* _What this task involves_:
Reproduce the records below exactly as they appear, omitting any pictures they contain.

Extracted data entries

○ ○ ○ ○ ○

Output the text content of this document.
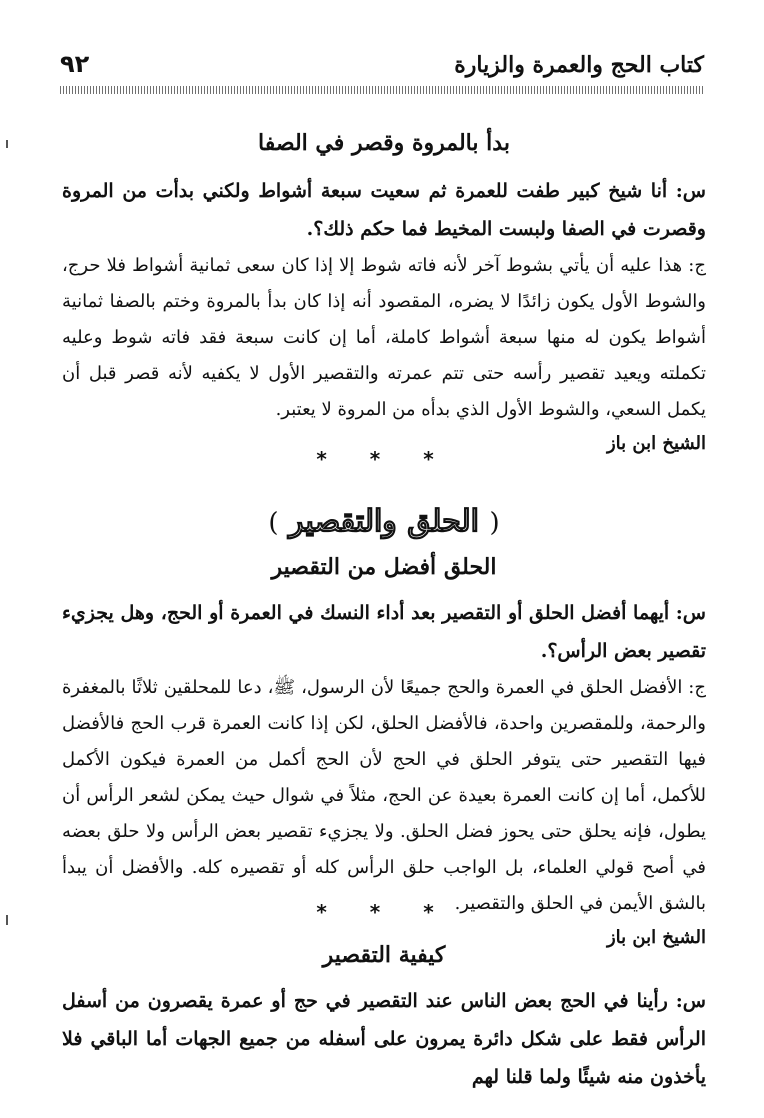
كتاب الحج والعمرة والزيارة
٩٢

بدأ بالمروة وقصر في الصفا

س: أنا شيخ كبير طفت للعمرة ثم سعيت سبعة أشواط ولكني بدأت من المروة وقصرت في الصفا ولبست المخيط فما حكم ذلك؟.

ج: هذا عليه أن يأتي بشوط آخر لأنه فاته شوط إلا إذا كان سعى ثمانية أشواط فلا حرج، والشوط الأول يكون زائدًا لا يضره، المقصود أنه إذا كان بدأ بالمروة وختم بالصفا ثمانية أشواط يكون له منها سبعة أشواط كاملة، أما إن كانت سبعة فقد فاته شوط وعليه تكملته ويعيد تقصير رأسه حتى تتم عمرته والتقصير الأول لا يكفيه لأنه قصر قبل أن يكمل السعي، والشوط الأول الذي بدأه من المروة لا يعتبر.

الشيخ ابن باز

* * *
( الحلق والتقصير )

الحلق أفضل من التقصير

س: أيهما أفضل الحلق أو التقصير بعد أداء النسك في العمرة أو الحج، وهل يجزيء تقصير بعض الرأس؟.

ج: الأفضل الحلق في العمرة والحج جميعًا لأن الرسول، ﷺ، دعا للمحلقين ثلاثًا بالمغفرة والرحمة، وللمقصرين واحدة، فالأفضل الحلق، لكن إذا كانت العمرة قرب الحج فالأفضل فيها التقصير حتى يتوفر الحلق في الحج لأن الحج أكمل من العمرة فيكون الأكمل للأكمل، أما إن كانت العمرة بعيدة عن الحج، مثلاً في شوال حيث يمكن لشعر الرأس أن يطول، فإنه يحلق حتى يحوز فضل الحلق. ولا يجزيء تقصير بعض الرأس ولا حلق بعضه في أصح قولي العلماء، بل الواجب حلق الرأس كله أو تقصيره كله. والأفضل أن يبدأ بالشق الأيمن في الحلق والتقصير.

الشيخ ابن باز

* * *

كيفية التقصير

س: رأينا في الحج بعض الناس عند التقصير في حج أو عمرة يقصرون من أسفل الرأس فقط على شكل دائرة يمرون على أسفله من جميع الجهات أما الباقي فلا يأخذون منه شيئًا ولما قلنا لهم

○ ○ ○ ○ ○

* _Answer_:
Output the text content of this document.
كتاب الحج والعمرة والزيارة
٩٢

بدأ بالمروة وقصر في الصفا

س: أنا شيخ كبير طفت للعمرة ثم سعيت سبعة أشواط ولكني بدأت من المروة وقصرت في الصفا ولبست المخيط فما حكم ذلك؟.

ج: هذا عليه أن يأتي بشوط آخر لأنه فاته شوط إلا إذا كان سعى ثمانية أشواط فلا حرج، والشوط الأول يكون زائدًا لا يضره، المقصود أنه إذا كان بدأ بالمروة وختم بالصفا ثمانية أشواط يكون له منها سبعة أشواط كاملة، أما إن كانت سبعة فقد فاته شوط وعليه تكملته ويعيد تقصير رأسه حتى تتم عمرته والتقصير الأول لا يكفيه لأنه قصر قبل أن يكمل السعي، والشوط الأول الذي بدأه من المروة لا يعتبر.

الشيخ ابن باز

* * *
( الحلق والتقصير )

الحلق أفضل من التقصير

س: أيهما أفضل الحلق أو التقصير بعد أداء النسك في العمرة أو الحج، وهل يجزيء تقصير بعض الرأس؟.

ج: الأفضل الحلق في العمرة والحج جميعًا لأن الرسول، ﷺ، دعا للمحلقين ثلاثًا بالمغفرة والرحمة، وللمقصرين واحدة، فالأفضل الحلق، لكن إذا كانت العمرة قرب الحج فالأفضل فيها التقصير حتى يتوفر الحلق في الحج لأن الحج أكمل من العمرة فيكون الأكمل للأكمل، أما إن كانت العمرة بعيدة عن الحج، مثلاً في شوال حيث يمكن لشعر الرأس أن يطول، فإنه يحلق حتى يحوز فضل الحلق. ولا يجزيء تقصير بعض الرأس ولا حلق بعضه في أصح قولي العلماء، بل الواجب حلق الرأس كله أو تقصيره كله. والأفضل أن يبدأ بالشق الأيمن في الحلق والتقصير.

الشيخ ابن باز

* * *

كيفية التقصير

س: رأينا في الحج بعض الناس عند التقصير في حج أو عمرة يقصرون من أسفل الرأس فقط على شكل دائرة يمرون على أسفله من جميع الجهات أما الباقي فلا يأخذون منه شيئًا ولما قلنا لهم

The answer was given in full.